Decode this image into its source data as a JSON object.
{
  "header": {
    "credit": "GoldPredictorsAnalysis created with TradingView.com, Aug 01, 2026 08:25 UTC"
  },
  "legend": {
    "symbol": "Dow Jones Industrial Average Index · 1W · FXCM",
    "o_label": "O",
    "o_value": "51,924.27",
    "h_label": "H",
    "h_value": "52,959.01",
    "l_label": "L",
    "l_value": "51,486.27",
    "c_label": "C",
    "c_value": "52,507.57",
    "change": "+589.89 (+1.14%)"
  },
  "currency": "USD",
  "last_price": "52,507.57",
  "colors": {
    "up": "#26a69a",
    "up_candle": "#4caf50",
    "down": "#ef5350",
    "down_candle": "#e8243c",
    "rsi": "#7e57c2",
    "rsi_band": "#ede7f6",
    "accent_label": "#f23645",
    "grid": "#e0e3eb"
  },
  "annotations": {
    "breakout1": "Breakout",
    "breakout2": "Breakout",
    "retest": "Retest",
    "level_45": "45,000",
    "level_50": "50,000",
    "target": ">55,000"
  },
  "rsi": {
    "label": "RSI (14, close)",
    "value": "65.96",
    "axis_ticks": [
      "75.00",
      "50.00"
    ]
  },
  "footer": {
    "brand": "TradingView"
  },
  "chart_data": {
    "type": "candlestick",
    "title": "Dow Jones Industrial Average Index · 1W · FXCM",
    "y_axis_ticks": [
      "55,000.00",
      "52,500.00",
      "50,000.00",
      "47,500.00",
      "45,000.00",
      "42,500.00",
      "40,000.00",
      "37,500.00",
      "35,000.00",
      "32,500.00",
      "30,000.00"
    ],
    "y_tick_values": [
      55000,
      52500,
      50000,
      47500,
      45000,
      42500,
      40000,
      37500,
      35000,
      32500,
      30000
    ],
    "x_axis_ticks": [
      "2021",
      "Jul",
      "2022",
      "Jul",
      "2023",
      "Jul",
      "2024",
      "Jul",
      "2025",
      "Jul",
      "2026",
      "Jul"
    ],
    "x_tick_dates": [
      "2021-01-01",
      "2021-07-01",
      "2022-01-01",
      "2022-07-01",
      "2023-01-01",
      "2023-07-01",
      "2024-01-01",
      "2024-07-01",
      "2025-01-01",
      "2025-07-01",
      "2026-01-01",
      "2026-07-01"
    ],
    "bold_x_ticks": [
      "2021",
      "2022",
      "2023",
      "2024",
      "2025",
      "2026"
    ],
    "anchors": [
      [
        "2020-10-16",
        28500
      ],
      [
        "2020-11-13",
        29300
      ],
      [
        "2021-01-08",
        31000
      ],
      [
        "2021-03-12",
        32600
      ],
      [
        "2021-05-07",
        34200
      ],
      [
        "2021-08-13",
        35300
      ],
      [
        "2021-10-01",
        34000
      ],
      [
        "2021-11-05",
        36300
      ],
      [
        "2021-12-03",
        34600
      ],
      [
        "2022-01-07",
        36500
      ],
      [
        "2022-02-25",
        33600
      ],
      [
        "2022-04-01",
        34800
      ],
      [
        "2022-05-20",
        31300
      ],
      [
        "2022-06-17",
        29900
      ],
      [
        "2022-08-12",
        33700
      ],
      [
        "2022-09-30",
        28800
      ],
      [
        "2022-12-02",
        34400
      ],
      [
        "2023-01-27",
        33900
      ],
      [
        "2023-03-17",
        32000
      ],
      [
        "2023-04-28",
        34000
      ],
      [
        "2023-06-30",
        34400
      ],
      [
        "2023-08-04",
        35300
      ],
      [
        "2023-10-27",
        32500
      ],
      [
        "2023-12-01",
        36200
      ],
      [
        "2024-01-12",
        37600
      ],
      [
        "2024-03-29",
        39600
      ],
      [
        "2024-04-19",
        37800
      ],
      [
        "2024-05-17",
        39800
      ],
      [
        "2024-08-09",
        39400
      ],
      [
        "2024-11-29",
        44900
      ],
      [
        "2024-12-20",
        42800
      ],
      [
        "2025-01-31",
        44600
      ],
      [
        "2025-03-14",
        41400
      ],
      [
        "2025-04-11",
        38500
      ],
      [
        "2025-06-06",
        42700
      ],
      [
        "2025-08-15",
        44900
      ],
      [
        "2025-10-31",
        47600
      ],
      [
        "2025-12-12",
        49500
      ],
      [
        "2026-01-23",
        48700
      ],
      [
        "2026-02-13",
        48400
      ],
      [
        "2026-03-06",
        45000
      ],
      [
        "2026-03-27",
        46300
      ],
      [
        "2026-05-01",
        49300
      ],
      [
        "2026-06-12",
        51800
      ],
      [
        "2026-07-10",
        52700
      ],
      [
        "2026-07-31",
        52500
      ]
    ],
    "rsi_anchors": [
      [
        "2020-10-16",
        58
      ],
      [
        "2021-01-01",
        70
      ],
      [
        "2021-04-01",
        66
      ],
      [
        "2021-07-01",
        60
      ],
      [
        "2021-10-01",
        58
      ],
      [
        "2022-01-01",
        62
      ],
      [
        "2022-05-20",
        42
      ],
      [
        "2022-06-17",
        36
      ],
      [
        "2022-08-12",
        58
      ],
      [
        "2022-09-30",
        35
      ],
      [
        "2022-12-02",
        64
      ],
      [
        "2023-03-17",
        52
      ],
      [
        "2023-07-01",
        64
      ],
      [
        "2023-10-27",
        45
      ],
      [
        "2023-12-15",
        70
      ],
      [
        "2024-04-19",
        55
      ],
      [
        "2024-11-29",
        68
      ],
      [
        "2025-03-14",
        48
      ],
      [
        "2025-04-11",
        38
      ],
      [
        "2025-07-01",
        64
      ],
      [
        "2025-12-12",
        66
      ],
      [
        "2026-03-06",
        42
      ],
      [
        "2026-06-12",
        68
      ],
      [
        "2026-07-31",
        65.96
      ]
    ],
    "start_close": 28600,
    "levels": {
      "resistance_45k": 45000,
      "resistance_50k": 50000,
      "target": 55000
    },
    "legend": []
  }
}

* **The problem**:
Pick out every line of the listing containing the word "Breakout", and show those lines.

* **Complete answer**:
    "breakout1": "Breakout",
    "breakout2": "Breakout",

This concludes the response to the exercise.